■ Data for this task ■
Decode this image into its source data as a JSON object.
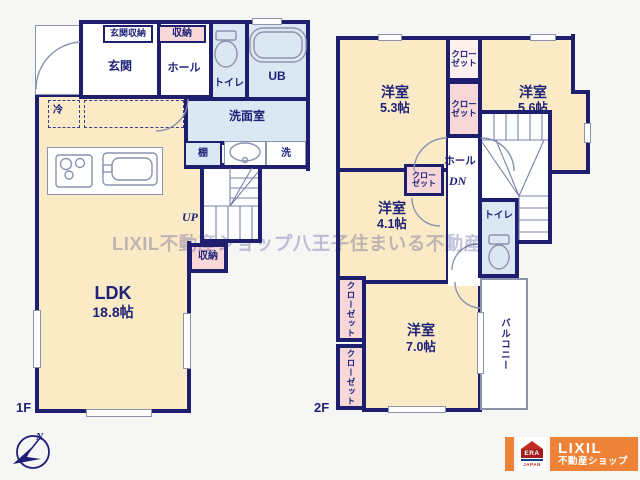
{
  "watermark": "LIXIL不動産ショップ八王子住まいる不動産",
  "floor1": {
    "label": "1F",
    "genkan": "玄関",
    "genkan_storage": "玄関収納",
    "storage_top": "収納",
    "hall": "ホール",
    "toilet": "トイレ",
    "bath": "UB",
    "washroom": "洗面室",
    "shelf": "棚",
    "laundry": "洗",
    "fridge": "冷",
    "stair_up": "UP",
    "stair_storage": "収納",
    "ldk": {
      "name": "LDK",
      "size": "18.8帖"
    }
  },
  "floor2": {
    "label": "2F",
    "hall": "ホール",
    "stair_down": "DN",
    "toilet": "トイレ",
    "balcony": "バルコニー",
    "closet_line1": "クロー",
    "closet_line2": "ゼット",
    "closet_vertical": "クローゼット",
    "rooms": {
      "r53": {
        "name": "洋室",
        "size": "5.3帖"
      },
      "r56": {
        "name": "洋室",
        "size": "5.6帖"
      },
      "r41": {
        "name": "洋室",
        "size": "4.1帖"
      },
      "r70": {
        "name": "洋室",
        "size": "7.0帖"
      }
    }
  },
  "compass": {
    "north": "N"
  },
  "logo": {
    "brand": "LIXIL",
    "shop": "不動産ショップ",
    "emblem": "ERA",
    "emblem_country": "JAPAN"
  },
  "colors": {
    "wall_navy": "#1e1e6e",
    "room_cream": "#faeac6",
    "closet_pink": "#f7d7d7",
    "wet_area_blue": "#dbe8f4",
    "logo_orange": "#ee8338"
  }
}
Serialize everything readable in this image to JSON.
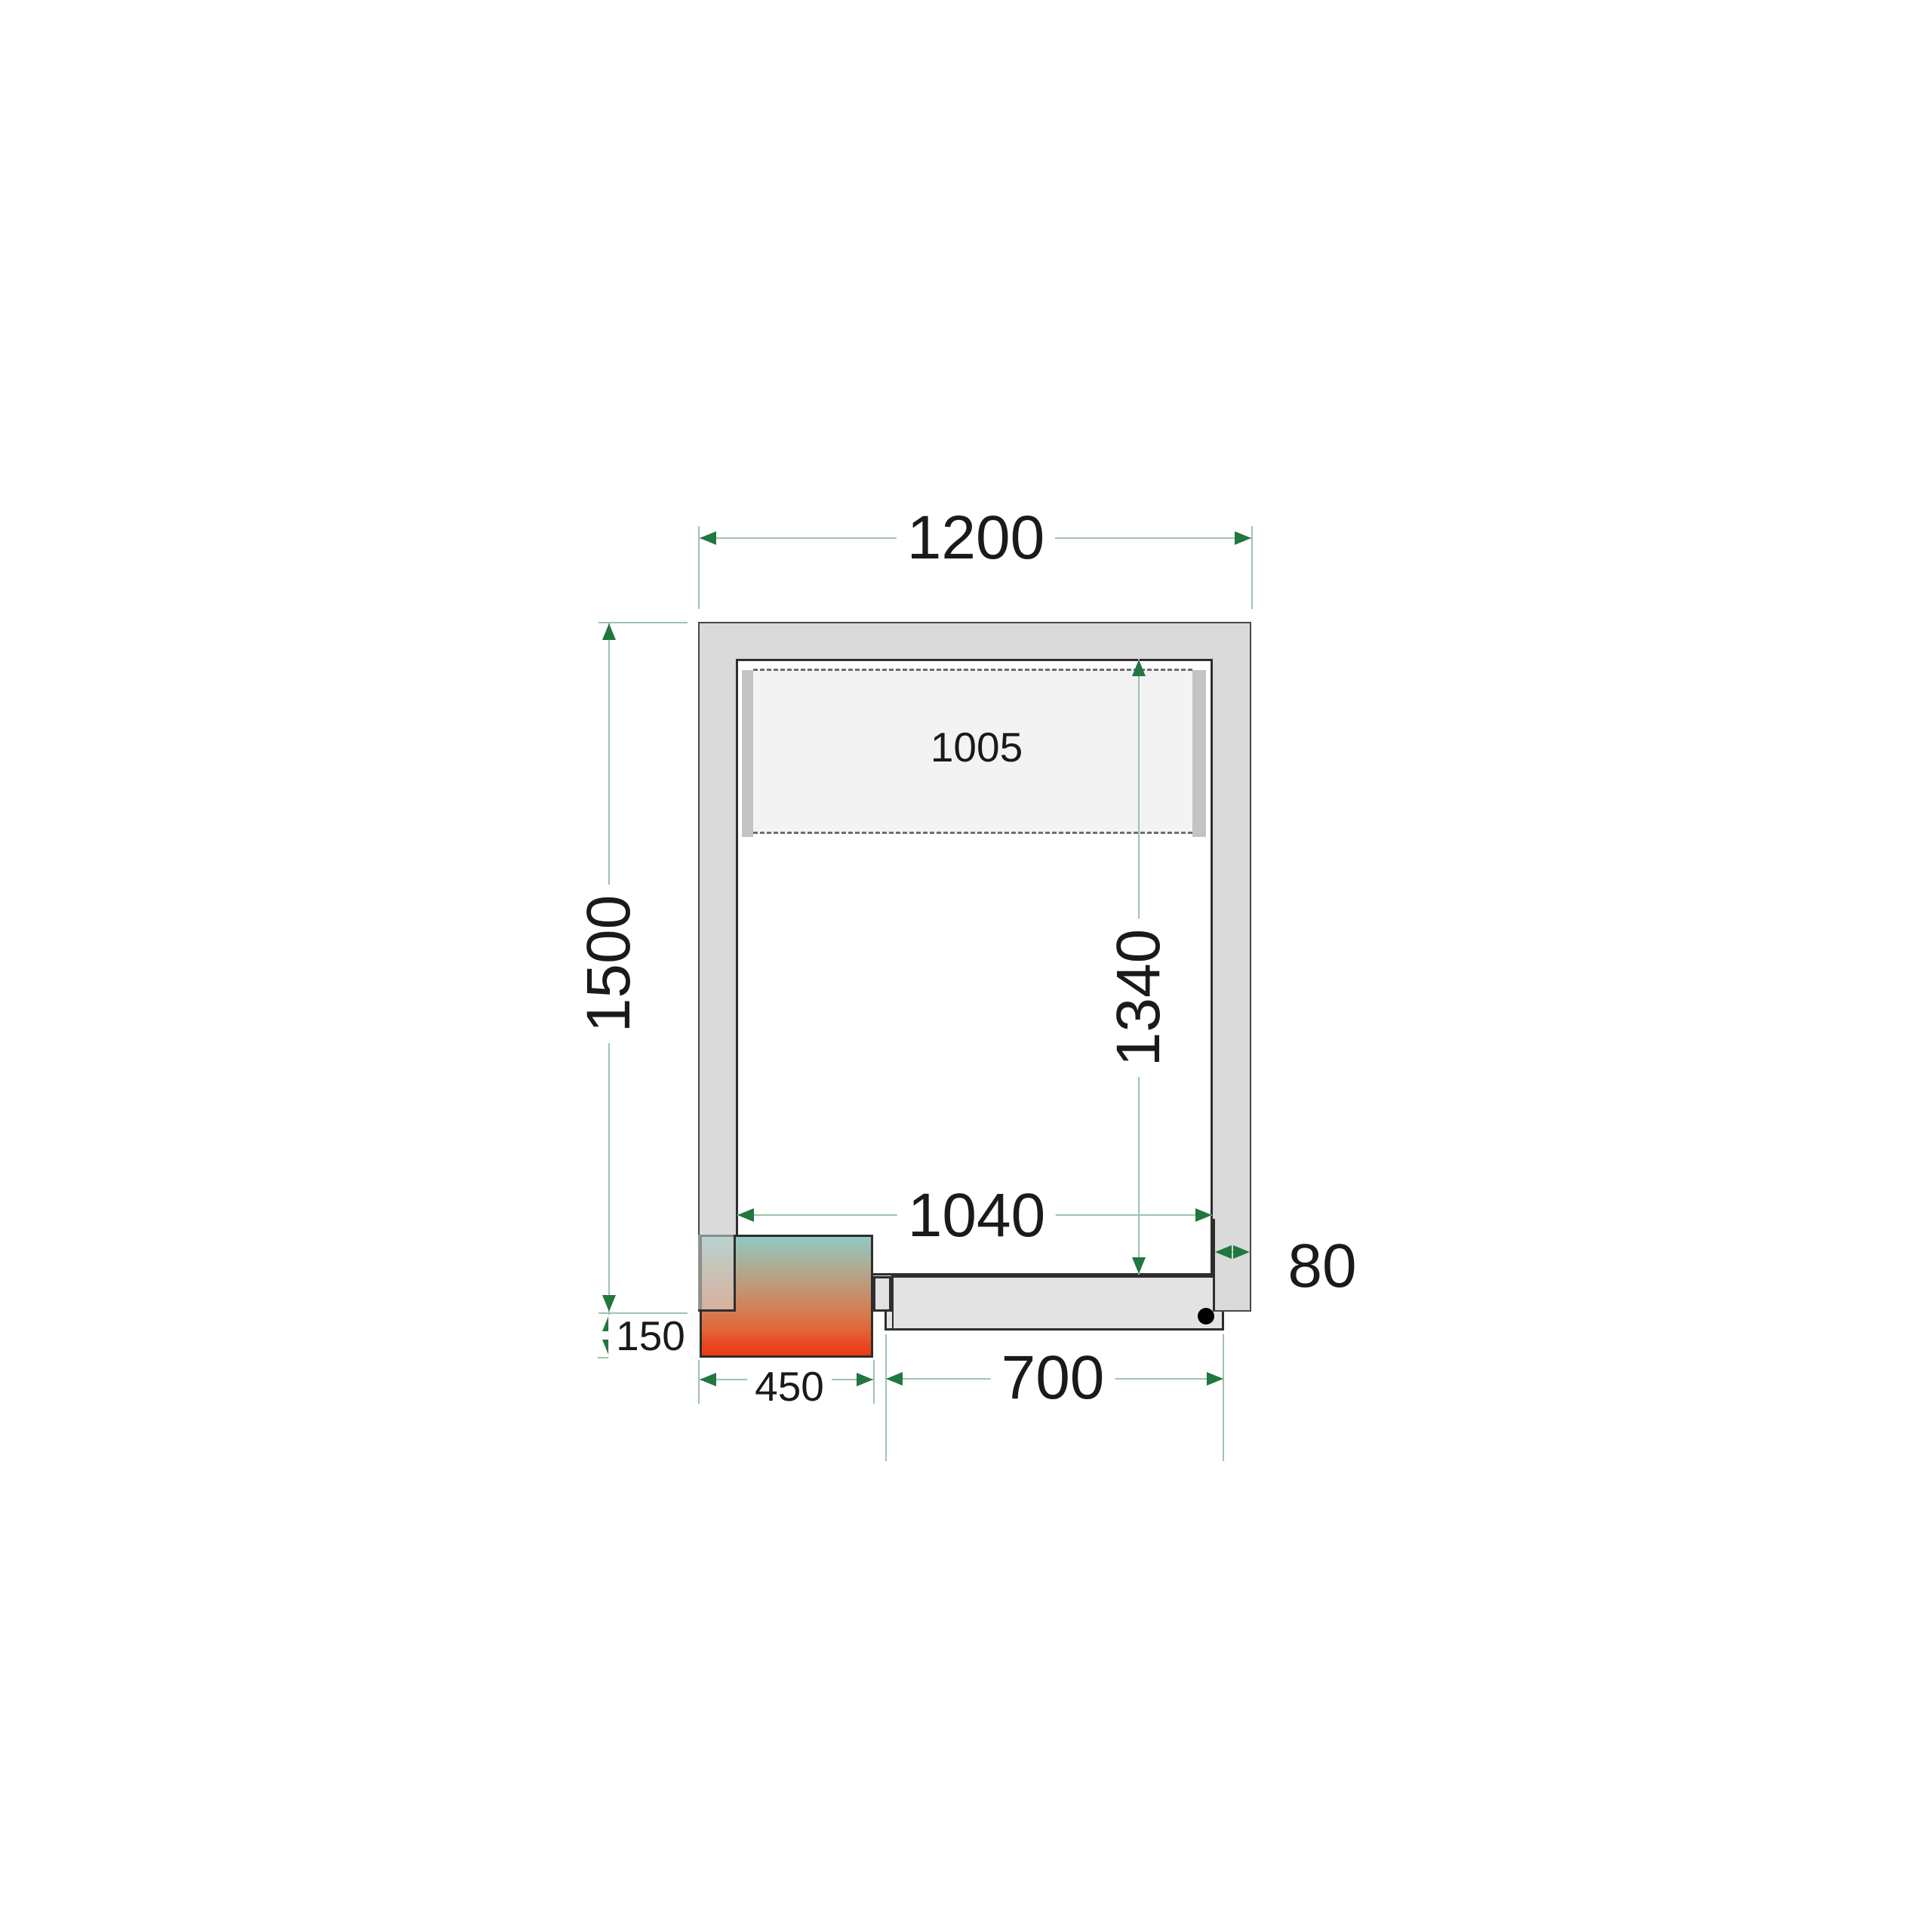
{
  "drawing": {
    "type": "cold-room-floor-plan-top-view",
    "labels": {
      "outer_width": "1200",
      "outer_depth": "1500",
      "inner_depth": "1340",
      "inner_width": "1040",
      "wall_thickness": "80",
      "unit_protrusion": "150",
      "unit_width": "450",
      "door_width": "700",
      "shelf_width": "1005"
    }
  },
  "colors": {
    "dim_line": "#9fc3ae",
    "dim_arrow": "#22763f",
    "wall_fill": "#dadada",
    "outline_dark": "#2e2e2e",
    "shelf_fill": "#f3f3f3",
    "rail_fill": "#c3c3c3",
    "door_fill": "#e3e3e3",
    "text": "#1a1a1a",
    "unit_gradient": [
      "#8ecac5 0%",
      "#a9b29b 20%",
      "#c09778 42%",
      "#d18257 60%",
      "#e2663a 78%",
      "#ea4520 92%",
      "#ea3b18 100%"
    ]
  }
}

■ Given exercise ■
From start to finish, output the listing exactly, but omit its pictures.

■ Answer for this exercise ■
Decode this image into its source data as a JSON object.
{
  "watermark": "LIXIL不動産ショップ八王子住まいる不動産",
  "floor1": {
    "label": "1F",
    "genkan": "玄関",
    "genkan_storage": "玄関収納",
    "storage_top": "収納",
    "hall": "ホール",
    "toilet": "トイレ",
    "bath": "UB",
    "washroom": "洗面室",
    "shelf": "棚",
    "laundry": "洗",
    "fridge": "冷",
    "stair_up": "UP",
    "stair_storage": "収納",
    "ldk": {
      "name": "LDK",
      "size": "18.8帖"
    }
  },
  "floor2": {
    "label": "2F",
    "hall": "ホール",
    "stair_down": "DN",
    "toilet": "トイレ",
    "balcony": "バルコニー",
    "closet_line1": "クロー",
    "closet_line2": "ゼット",
    "closet_vertical": "クローゼット",
    "rooms": {
      "r53": {
        "name": "洋室",
        "size": "5.3帖"
      },
      "r56": {
        "name": "洋室",
        "size": "5.6帖"
      },
      "r41": {
        "name": "洋室",
        "size": "4.1帖"
      },
      "r70": {
        "name": "洋室",
        "size": "7.0帖"
      }
    }
  },
  "compass": {
    "north": "N"
  },
  "logo": {
    "brand": "LIXIL",
    "shop": "不動産ショップ",
    "emblem": "ERA",
    "emblem_country": "JAPAN"
  },
  "colors": {
    "wall_navy": "#1e1e6e",
    "room_cream": "#faeac6",
    "closet_pink": "#f7d7d7",
    "wet_area_blue": "#dbe8f4",
    "logo_orange": "#ee8338"
  }
}
Serialize everything readable in this image to JSON.
{
  "drawing": {
    "type": "cold-room-floor-plan-top-view",
    "labels": {
      "outer_width": "1200",
      "outer_depth": "1500",
      "inner_depth": "1340",
      "inner_width": "1040",
      "wall_thickness": "80",
      "unit_protrusion": "150",
      "unit_width": "450",
      "door_width": "700",
      "shelf_width": "1005"
    }
  },
  "colors": {
    "dim_line": "#9fc3ae",
    "dim_arrow": "#22763f",
    "wall_fill": "#dadada",
    "outline_dark": "#2e2e2e",
    "shelf_fill": "#f3f3f3",
    "rail_fill": "#c3c3c3",
    "door_fill": "#e3e3e3",
    "text": "#1a1a1a",
    "unit_gradient": [
      "#8ecac5 0%",
      "#a9b29b 20%",
      "#c09778 42%",
      "#d18257 60%",
      "#e2663a 78%",
      "#ea4520 92%",
      "#ea3b18 100%"
    ]
  }
}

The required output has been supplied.